- Task description: Tally the lines of the listing below in which the string "Configurar" occurs, and give the tally alone.

- Listed records:

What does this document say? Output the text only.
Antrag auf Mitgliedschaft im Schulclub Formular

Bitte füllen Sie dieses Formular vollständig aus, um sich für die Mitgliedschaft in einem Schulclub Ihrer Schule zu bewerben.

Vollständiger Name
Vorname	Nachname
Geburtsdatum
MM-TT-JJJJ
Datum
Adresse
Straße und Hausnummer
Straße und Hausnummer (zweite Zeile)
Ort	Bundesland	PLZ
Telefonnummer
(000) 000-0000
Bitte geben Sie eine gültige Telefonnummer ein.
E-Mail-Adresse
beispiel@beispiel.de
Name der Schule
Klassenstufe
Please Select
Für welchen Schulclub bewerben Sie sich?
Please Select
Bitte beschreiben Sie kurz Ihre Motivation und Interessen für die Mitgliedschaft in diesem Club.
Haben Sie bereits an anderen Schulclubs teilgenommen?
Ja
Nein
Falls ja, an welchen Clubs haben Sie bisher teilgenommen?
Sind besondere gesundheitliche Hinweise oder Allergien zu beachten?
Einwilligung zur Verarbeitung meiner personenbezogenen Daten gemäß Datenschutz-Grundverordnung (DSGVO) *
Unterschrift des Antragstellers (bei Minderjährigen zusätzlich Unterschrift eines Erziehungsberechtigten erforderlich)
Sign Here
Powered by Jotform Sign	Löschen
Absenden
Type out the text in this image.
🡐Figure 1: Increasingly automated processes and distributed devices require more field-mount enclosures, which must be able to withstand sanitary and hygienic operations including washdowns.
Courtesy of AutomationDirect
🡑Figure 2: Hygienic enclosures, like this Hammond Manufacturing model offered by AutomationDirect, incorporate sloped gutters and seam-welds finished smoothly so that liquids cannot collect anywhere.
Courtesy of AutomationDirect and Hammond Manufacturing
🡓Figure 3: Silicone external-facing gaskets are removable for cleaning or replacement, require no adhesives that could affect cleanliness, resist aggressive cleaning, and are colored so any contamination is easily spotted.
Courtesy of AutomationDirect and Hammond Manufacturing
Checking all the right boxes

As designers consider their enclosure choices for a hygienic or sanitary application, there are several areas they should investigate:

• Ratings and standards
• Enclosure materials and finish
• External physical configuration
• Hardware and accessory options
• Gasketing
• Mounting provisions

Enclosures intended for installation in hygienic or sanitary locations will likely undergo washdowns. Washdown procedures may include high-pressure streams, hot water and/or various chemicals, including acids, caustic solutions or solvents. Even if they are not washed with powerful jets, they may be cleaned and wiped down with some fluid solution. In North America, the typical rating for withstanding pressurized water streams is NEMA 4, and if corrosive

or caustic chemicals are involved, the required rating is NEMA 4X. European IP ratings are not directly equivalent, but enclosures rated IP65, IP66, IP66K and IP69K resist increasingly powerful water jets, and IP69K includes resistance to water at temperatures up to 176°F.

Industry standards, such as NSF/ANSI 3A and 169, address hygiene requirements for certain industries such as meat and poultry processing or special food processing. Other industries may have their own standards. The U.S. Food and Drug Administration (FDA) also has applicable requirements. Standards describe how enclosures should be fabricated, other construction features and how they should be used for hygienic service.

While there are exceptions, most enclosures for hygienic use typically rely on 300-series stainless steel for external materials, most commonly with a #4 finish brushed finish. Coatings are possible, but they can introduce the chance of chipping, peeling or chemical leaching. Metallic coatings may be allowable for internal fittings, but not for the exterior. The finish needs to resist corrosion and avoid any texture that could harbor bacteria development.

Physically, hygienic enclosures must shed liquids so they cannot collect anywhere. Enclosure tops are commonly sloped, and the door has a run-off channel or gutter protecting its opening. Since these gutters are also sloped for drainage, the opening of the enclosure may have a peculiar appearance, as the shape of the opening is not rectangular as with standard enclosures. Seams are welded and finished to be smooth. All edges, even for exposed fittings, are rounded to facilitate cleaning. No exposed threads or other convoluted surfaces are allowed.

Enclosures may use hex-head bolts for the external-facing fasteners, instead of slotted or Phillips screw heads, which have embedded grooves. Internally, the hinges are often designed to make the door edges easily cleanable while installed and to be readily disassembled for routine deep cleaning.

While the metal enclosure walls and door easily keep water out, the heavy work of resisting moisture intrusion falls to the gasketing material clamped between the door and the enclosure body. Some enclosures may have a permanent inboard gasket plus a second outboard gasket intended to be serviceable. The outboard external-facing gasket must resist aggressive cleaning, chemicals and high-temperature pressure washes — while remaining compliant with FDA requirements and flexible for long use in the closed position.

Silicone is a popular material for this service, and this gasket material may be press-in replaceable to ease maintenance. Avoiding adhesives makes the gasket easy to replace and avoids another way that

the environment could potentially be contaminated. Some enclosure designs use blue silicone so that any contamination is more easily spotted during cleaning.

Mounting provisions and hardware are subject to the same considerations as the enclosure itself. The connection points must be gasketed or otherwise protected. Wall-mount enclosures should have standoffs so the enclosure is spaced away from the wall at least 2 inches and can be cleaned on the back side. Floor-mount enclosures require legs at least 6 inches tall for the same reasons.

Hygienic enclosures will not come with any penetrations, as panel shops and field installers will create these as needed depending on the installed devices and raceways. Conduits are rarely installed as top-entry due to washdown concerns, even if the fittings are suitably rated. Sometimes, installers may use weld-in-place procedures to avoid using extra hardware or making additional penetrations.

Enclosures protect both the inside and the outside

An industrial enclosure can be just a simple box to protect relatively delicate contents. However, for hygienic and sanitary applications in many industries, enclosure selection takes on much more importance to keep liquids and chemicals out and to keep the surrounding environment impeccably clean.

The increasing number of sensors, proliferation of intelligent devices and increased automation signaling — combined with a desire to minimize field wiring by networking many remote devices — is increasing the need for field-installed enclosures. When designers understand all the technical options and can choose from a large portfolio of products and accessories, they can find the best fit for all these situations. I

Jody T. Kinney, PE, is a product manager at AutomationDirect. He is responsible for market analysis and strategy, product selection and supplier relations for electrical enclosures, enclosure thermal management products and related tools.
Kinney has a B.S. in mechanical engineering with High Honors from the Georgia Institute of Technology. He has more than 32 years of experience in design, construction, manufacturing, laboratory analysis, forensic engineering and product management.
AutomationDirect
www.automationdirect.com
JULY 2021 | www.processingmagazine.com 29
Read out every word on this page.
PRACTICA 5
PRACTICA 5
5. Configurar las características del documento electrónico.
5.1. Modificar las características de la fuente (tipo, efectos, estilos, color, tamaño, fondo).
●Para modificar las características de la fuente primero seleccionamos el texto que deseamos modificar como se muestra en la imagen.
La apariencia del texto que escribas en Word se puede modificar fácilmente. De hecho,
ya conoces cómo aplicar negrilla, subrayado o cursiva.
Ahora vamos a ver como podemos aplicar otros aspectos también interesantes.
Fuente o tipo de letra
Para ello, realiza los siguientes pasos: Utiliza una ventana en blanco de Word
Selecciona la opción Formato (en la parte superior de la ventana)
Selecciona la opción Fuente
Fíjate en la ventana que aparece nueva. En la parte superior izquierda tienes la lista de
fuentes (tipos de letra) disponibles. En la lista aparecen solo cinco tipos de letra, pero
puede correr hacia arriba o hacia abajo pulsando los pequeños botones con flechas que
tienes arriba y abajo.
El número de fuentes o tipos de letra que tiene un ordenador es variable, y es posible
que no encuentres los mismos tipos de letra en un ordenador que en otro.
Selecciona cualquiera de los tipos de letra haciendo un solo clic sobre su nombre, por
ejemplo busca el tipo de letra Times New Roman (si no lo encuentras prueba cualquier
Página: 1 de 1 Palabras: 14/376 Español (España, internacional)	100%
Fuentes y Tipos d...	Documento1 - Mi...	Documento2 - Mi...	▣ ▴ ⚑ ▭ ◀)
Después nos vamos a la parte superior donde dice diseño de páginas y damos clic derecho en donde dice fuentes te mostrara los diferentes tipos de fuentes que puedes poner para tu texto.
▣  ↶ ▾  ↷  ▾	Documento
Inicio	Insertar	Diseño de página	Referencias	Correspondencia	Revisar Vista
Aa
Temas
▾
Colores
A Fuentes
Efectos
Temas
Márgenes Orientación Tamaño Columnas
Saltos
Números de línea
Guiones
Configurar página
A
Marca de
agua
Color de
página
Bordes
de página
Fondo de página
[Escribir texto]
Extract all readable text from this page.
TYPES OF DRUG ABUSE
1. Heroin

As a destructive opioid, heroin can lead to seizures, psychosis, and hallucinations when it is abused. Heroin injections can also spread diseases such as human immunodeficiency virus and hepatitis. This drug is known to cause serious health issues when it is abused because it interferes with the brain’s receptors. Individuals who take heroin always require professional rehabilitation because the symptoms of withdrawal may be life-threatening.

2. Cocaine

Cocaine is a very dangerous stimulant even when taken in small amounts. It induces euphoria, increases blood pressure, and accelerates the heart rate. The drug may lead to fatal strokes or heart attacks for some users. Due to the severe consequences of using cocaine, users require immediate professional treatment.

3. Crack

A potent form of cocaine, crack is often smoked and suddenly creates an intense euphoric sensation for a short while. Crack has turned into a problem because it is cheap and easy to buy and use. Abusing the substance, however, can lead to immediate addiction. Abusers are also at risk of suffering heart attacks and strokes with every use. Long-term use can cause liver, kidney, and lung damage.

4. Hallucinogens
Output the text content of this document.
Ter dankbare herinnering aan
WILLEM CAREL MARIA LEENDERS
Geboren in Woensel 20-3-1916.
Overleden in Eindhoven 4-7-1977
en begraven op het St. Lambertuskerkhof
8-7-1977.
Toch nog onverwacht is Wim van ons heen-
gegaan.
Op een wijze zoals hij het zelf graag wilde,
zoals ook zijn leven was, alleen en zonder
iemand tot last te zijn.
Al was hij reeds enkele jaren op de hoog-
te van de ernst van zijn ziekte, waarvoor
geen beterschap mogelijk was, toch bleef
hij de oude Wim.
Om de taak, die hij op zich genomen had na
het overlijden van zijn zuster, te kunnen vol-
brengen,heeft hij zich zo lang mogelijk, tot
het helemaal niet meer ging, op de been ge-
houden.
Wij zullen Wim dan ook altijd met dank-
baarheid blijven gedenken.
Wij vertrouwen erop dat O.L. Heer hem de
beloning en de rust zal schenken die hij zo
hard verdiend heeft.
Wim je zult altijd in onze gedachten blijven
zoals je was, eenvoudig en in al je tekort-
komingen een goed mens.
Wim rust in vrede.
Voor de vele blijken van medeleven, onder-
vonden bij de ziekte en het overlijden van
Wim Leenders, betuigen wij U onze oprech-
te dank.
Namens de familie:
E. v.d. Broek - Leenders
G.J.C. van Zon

- Completed exercise: 2